▶ Exercise requirements
Reproduce the entries below, renaming every "NULL" to "EMPTY" and keeping all other text unchanged. Leave the pictures out.

******

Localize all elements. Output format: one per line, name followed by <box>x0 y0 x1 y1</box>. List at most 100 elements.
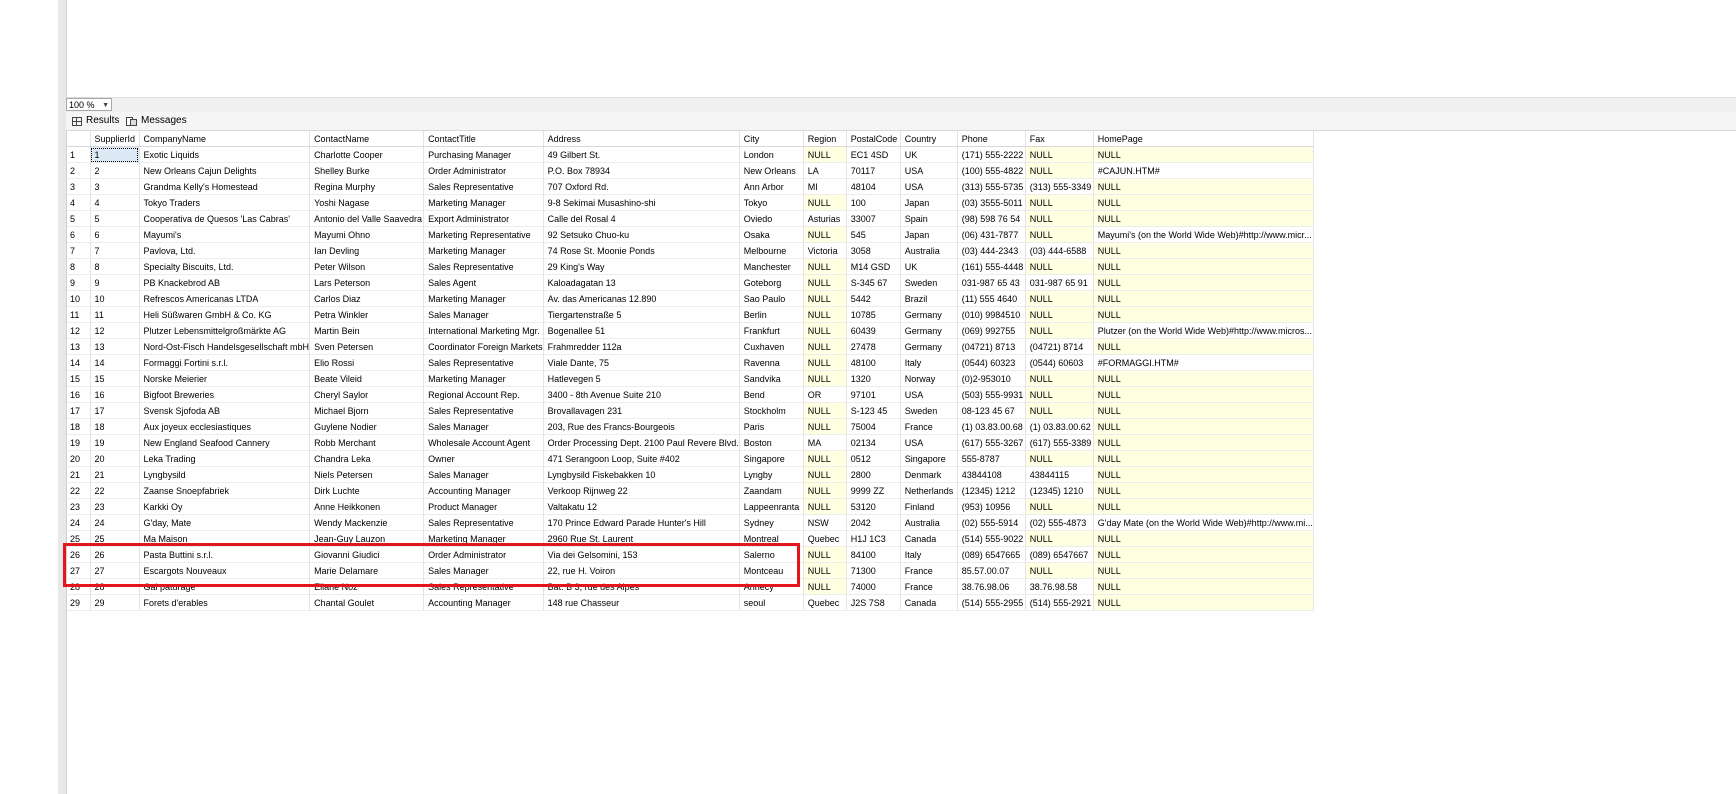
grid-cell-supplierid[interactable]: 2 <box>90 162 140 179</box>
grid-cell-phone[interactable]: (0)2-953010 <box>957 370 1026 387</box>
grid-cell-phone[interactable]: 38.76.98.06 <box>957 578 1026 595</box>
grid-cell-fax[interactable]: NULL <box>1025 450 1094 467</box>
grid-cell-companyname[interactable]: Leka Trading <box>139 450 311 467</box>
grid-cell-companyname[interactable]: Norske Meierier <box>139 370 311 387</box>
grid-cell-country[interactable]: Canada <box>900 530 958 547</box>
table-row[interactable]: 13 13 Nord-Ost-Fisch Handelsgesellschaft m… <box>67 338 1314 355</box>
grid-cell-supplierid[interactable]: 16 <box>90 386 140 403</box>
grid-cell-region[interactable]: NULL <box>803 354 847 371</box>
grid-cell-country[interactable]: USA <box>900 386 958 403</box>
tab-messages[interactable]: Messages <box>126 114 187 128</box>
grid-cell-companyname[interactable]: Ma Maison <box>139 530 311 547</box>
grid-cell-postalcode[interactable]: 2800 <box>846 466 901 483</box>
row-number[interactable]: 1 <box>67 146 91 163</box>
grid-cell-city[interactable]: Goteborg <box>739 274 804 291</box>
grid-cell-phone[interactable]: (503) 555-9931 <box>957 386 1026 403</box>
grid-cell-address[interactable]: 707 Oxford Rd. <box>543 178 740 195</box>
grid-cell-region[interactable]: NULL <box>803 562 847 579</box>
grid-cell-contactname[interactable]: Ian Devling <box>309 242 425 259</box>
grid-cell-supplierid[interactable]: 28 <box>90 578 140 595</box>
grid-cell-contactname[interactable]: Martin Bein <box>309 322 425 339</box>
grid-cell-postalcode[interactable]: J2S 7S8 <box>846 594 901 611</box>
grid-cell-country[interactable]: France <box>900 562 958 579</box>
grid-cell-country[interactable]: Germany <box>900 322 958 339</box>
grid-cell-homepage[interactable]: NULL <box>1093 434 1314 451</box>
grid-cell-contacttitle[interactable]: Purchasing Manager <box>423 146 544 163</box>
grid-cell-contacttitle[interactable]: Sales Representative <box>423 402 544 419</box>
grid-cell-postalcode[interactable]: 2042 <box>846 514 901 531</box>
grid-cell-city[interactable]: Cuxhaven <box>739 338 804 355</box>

******

▶ Expected output
Localize all elements. Output format: one per line, name followed by <box>x0 y0 x1 y1</box>. List at most 100 elements.
grid-cell-supplierid[interactable]: 2 <box>90 162 140 179</box>
grid-cell-phone[interactable]: (0)2-953010 <box>957 370 1026 387</box>
grid-cell-phone[interactable]: 38.76.98.06 <box>957 578 1026 595</box>
grid-cell-fax[interactable]: EMPTY <box>1025 450 1094 467</box>
grid-cell-companyname[interactable]: Leka Trading <box>139 450 311 467</box>
grid-cell-companyname[interactable]: Norske Meierier <box>139 370 311 387</box>
grid-cell-country[interactable]: Canada <box>900 530 958 547</box>
table-row[interactable]: 13 13 Nord-Ost-Fisch Handelsgesellschaft m… <box>67 338 1314 355</box>
grid-cell-supplierid[interactable]: 16 <box>90 386 140 403</box>
grid-cell-region[interactable]: EMPTY <box>803 354 847 371</box>
grid-cell-country[interactable]: USA <box>900 386 958 403</box>
tab-messages[interactable]: Messages <box>126 114 187 128</box>
grid-cell-companyname[interactable]: Ma Maison <box>139 530 311 547</box>
grid-cell-postalcode[interactable]: 2800 <box>846 466 901 483</box>
row-number[interactable]: 1 <box>67 146 91 163</box>
grid-cell-city[interactable]: Goteborg <box>739 274 804 291</box>
grid-cell-phone[interactable]: (503) 555-9931 <box>957 386 1026 403</box>
grid-cell-address[interactable]: 707 Oxford Rd. <box>543 178 740 195</box>
grid-cell-region[interactable]: EMPTY <box>803 562 847 579</box>
grid-cell-contactname[interactable]: Ian Devling <box>309 242 425 259</box>
grid-cell-supplierid[interactable]: 28 <box>90 578 140 595</box>
grid-cell-contactname[interactable]: Martin Bein <box>309 322 425 339</box>
grid-cell-postalcode[interactable]: J2S 7S8 <box>846 594 901 611</box>
grid-cell-country[interactable]: France <box>900 562 958 579</box>
grid-cell-country[interactable]: Germany <box>900 322 958 339</box>
grid-cell-homepage[interactable]: EMPTY <box>1093 434 1314 451</box>
grid-cell-contacttitle[interactable]: Purchasing Manager <box>423 146 544 163</box>
grid-cell-contacttitle[interactable]: Sales Representative <box>423 402 544 419</box>
grid-cell-postalcode[interactable]: 2042 <box>846 514 901 531</box>
grid-cell-city[interactable]: Cuxhaven <box>739 338 804 355</box>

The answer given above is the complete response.